* PROBLEM DETAILS *
Read the data and repeat all of it exactly.

(Recorded data)
+===+

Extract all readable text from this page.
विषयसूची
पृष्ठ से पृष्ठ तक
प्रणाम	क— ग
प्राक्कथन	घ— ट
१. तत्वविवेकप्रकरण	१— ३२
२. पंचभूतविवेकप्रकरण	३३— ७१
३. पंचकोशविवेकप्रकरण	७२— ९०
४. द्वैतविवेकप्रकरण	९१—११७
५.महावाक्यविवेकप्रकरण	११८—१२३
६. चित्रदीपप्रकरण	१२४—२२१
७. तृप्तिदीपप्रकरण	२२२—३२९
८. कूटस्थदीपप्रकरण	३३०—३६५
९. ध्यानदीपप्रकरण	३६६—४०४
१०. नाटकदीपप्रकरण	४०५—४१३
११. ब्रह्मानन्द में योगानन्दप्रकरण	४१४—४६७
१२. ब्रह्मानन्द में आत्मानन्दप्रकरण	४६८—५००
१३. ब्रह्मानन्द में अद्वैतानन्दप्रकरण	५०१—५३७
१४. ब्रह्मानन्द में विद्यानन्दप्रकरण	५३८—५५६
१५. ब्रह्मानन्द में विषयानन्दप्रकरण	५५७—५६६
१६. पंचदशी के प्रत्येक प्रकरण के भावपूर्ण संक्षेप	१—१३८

+===+

* SOLUTION FOR THIS PROBLEM *
Extract all readable text from this page.
विषयसूची
पृष्ठ से पृष्ठ तक
प्रणाम	क— ग
प्राक्कथन	घ— ट
१. तत्वविवेकप्रकरण	१— ३२
२. पंचभूतविवेकप्रकरण	३३— ७१
३. पंचकोशविवेकप्रकरण	७२— ९०
४. द्वैतविवेकप्रकरण	९१—११७
५.महावाक्यविवेकप्रकरण	११८—१२३
६. चित्रदीपप्रकरण	१२४—२२१
७. तृप्तिदीपप्रकरण	२२२—३२९
८. कूटस्थदीपप्रकरण	३३०—३६५
९. ध्यानदीपप्रकरण	३६६—४०४
१०. नाटकदीपप्रकरण	४०५—४१३
११. ब्रह्मानन्द में योगानन्दप्रकरण	४१४—४६७
१२. ब्रह्मानन्द में आत्मानन्दप्रकरण	४६८—५००
१३. ब्रह्मानन्द में अद्वैतानन्दप्रकरण	५०१—५३७
१४. ब्रह्मानन्द में विद्यानन्दप्रकरण	५३८—५५६
१५. ब्रह्मानन्द में विषयानन्दप्रकरण	५५७—५६६
१६. पंचदशी के प्रत्येक प्रकरण के भावपूर्ण संक्षेप	१—१३८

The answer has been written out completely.